Task
Search the entries below. Return every line that has "ylabel" in it.

————

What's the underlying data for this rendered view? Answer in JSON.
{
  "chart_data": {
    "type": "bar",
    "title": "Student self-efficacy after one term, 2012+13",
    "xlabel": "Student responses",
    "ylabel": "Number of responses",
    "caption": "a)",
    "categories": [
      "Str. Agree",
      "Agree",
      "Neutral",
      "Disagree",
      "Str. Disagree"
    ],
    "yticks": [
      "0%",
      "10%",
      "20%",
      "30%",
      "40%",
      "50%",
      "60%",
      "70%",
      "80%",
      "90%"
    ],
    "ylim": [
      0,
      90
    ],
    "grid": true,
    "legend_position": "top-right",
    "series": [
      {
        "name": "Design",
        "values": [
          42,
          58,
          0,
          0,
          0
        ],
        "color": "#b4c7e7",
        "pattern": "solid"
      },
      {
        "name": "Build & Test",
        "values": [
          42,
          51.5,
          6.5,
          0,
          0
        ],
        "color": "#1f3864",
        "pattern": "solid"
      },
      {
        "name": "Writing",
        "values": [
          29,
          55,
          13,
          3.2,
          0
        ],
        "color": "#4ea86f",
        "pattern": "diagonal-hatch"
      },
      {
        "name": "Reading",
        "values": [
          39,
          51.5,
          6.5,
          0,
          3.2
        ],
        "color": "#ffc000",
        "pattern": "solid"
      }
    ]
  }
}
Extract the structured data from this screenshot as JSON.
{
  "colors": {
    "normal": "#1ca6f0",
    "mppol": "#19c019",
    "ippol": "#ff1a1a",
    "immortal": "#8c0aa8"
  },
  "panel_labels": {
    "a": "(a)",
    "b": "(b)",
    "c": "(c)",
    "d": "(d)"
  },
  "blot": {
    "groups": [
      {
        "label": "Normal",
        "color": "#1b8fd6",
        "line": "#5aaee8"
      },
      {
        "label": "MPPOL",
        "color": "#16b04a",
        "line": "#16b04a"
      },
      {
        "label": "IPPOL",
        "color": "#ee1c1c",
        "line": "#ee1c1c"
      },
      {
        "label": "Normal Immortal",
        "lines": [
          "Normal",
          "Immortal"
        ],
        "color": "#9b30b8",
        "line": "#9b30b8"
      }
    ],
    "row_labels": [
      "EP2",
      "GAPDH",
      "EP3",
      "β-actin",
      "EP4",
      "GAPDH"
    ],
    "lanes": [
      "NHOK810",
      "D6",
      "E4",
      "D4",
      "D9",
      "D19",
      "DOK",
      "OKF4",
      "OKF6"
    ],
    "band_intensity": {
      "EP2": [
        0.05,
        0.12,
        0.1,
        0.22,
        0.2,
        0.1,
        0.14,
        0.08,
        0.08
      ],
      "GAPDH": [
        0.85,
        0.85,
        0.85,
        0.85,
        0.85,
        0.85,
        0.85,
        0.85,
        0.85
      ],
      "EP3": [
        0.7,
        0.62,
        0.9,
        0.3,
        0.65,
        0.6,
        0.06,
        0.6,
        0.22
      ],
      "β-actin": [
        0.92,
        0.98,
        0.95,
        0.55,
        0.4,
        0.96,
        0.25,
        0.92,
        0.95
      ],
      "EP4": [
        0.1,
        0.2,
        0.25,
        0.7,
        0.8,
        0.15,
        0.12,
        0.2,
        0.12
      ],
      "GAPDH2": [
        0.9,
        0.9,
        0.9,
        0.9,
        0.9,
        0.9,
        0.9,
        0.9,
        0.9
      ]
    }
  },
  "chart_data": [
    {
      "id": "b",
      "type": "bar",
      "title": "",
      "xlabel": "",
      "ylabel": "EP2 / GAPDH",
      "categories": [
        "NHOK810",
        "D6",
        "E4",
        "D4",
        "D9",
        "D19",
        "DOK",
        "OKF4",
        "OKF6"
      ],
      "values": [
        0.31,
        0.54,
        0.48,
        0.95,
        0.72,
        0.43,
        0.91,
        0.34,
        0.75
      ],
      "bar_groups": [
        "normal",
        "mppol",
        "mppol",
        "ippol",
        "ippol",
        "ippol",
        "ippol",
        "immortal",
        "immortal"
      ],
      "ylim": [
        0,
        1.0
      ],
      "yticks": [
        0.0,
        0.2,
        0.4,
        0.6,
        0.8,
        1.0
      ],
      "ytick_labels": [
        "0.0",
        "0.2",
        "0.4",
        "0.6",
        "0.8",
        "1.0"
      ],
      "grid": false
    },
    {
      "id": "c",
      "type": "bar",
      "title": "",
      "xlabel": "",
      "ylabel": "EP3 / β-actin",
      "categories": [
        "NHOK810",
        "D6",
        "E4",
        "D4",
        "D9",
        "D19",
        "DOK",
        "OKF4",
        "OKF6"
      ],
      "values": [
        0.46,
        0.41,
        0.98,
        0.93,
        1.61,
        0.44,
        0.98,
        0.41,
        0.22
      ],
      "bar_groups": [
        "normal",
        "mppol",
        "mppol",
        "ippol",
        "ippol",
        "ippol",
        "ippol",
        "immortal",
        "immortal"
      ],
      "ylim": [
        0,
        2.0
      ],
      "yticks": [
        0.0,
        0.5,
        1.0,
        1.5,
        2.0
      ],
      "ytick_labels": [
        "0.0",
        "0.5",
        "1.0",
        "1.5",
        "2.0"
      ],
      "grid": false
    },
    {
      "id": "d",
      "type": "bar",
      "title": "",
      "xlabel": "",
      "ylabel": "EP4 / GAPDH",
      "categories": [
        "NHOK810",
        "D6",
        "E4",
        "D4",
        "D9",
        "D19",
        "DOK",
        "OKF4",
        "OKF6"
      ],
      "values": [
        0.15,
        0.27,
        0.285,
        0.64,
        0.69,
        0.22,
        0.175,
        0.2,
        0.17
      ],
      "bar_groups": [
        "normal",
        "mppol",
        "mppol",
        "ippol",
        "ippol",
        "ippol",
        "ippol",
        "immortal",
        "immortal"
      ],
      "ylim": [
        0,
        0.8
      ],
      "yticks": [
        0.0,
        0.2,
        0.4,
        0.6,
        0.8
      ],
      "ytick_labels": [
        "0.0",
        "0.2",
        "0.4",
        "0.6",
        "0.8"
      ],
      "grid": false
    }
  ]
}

————

Full answer
    "ylabel": "Number of responses",
      "ylabel": "EP2 / GAPDH",
      "ylabel": "EP3 / β-actin",
      "ylabel": "EP4 / GAPDH",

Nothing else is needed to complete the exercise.